Exercise aim: Make an exact copy of all the data.

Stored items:
>>>

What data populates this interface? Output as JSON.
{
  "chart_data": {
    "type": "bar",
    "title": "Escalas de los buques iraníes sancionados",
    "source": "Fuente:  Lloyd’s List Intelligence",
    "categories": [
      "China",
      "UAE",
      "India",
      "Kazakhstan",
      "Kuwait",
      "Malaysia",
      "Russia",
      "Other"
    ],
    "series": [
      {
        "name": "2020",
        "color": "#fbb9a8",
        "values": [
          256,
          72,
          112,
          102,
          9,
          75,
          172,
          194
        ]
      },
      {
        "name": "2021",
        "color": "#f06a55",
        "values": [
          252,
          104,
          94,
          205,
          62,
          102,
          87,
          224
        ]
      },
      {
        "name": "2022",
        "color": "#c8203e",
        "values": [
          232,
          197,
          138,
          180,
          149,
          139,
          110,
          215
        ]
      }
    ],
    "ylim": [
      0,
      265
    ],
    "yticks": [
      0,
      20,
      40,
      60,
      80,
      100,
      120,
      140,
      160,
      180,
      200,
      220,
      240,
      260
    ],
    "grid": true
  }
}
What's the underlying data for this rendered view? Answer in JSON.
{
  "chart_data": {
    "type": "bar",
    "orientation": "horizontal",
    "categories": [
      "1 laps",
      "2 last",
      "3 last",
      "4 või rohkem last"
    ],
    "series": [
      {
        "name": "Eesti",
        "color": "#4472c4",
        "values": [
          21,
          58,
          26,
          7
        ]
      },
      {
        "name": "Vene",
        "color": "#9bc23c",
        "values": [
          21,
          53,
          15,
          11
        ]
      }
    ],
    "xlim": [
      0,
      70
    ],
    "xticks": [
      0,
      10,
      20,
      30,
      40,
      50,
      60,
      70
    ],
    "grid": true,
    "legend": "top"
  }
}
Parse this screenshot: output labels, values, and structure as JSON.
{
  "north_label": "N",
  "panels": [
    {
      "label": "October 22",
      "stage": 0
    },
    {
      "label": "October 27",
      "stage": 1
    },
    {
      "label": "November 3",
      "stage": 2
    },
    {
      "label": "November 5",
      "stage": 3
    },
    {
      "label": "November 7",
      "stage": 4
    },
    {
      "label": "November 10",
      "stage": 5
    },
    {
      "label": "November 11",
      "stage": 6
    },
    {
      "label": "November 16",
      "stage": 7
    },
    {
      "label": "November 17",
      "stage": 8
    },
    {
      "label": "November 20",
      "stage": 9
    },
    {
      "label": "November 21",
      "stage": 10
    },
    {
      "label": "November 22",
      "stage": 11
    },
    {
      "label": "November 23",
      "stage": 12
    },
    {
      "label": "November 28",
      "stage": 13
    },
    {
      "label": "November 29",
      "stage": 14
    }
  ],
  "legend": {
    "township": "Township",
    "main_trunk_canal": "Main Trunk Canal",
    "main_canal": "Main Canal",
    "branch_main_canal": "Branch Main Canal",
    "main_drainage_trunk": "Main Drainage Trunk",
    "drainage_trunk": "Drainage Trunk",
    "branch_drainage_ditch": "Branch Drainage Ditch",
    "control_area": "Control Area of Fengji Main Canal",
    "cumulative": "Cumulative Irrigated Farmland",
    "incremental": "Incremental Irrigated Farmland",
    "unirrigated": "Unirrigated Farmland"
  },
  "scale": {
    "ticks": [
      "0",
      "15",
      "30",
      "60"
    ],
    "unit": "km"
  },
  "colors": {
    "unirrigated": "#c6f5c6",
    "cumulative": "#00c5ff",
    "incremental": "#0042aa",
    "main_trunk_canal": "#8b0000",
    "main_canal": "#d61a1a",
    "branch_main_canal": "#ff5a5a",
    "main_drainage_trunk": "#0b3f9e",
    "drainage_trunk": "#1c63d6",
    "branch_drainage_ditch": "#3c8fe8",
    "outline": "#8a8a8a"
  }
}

<<<

The answer:
What data populates this interface? Output as JSON.
{
  "chart_data": {
    "type": "bar",
    "title": "Escalas de los buques iraníes sancionados",
    "source": "Fuente:  Lloyd’s List Intelligence",
    "categories": [
      "China",
      "UAE",
      "India",
      "Kazakhstan",
      "Kuwait",
      "Malaysia",
      "Russia",
      "Other"
    ],
    "series": [
      {
        "name": "2020",
        "color": "#fbb9a8",
        "values": [
          256,
          72,
          112,
          102,
          9,
          75,
          172,
          194
        ]
      },
      {
        "name": "2021",
        "color": "#f06a55",
        "values": [
          252,
          104,
          94,
          205,
          62,
          102,
          87,
          224
        ]
      },
      {
        "name": "2022",
        "color": "#c8203e",
        "values": [
          232,
          197,
          138,
          180,
          149,
          139,
          110,
          215
        ]
      }
    ],
    "ylim": [
      0,
      265
    ],
    "yticks": [
      0,
      20,
      40,
      60,
      80,
      100,
      120,
      140,
      160,
      180,
      200,
      220,
      240,
      260
    ],
    "grid": true
  }
}
What's the underlying data for this rendered view? Answer in JSON.
{
  "chart_data": {
    "type": "bar",
    "orientation": "horizontal",
    "categories": [
      "1 laps",
      "2 last",
      "3 last",
      "4 või rohkem last"
    ],
    "series": [
      {
        "name": "Eesti",
        "color": "#4472c4",
        "values": [
          21,
          58,
          26,
          7
        ]
      },
      {
        "name": "Vene",
        "color": "#9bc23c",
        "values": [
          21,
          53,
          15,
          11
        ]
      }
    ],
    "xlim": [
      0,
      70
    ],
    "xticks": [
      0,
      10,
      20,
      30,
      40,
      50,
      60,
      70
    ],
    "grid": true,
    "legend": "top"
  }
}
Parse this screenshot: output labels, values, and structure as JSON.
{
  "north_label": "N",
  "panels": [
    {
      "label": "October 22",
      "stage": 0
    },
    {
      "label": "October 27",
      "stage": 1
    },
    {
      "label": "November 3",
      "stage": 2
    },
    {
      "label": "November 5",
      "stage": 3
    },
    {
      "label": "November 7",
      "stage": 4
    },
    {
      "label": "November 10",
      "stage": 5
    },
    {
      "label": "November 11",
      "stage": 6
    },
    {
      "label": "November 16",
      "stage": 7
    },
    {
      "label": "November 17",
      "stage": 8
    },
    {
      "label": "November 20",
      "stage": 9
    },
    {
      "label": "November 21",
      "stage": 10
    },
    {
      "label": "November 22",
      "stage": 11
    },
    {
      "label": "November 23",
      "stage": 12
    },
    {
      "label": "November 28",
      "stage": 13
    },
    {
      "label": "November 29",
      "stage": 14
    }
  ],
  "legend": {
    "township": "Township",
    "main_trunk_canal": "Main Trunk Canal",
    "main_canal": "Main Canal",
    "branch_main_canal": "Branch Main Canal",
    "main_drainage_trunk": "Main Drainage Trunk",
    "drainage_trunk": "Drainage Trunk",
    "branch_drainage_ditch": "Branch Drainage Ditch",
    "control_area": "Control Area of Fengji Main Canal",
    "cumulative": "Cumulative Irrigated Farmland",
    "incremental": "Incremental Irrigated Farmland",
    "unirrigated": "Unirrigated Farmland"
  },
  "scale": {
    "ticks": [
      "0",
      "15",
      "30",
      "60"
    ],
    "unit": "km"
  },
  "colors": {
    "unirrigated": "#c6f5c6",
    "cumulative": "#00c5ff",
    "incremental": "#0042aa",
    "main_trunk_canal": "#8b0000",
    "main_canal": "#d61a1a",
    "branch_main_canal": "#ff5a5a",
    "main_drainage_trunk": "#0b3f9e",
    "drainage_trunk": "#1c63d6",
    "branch_drainage_ditch": "#3c8fe8",
    "outline": "#8a8a8a"
  }
}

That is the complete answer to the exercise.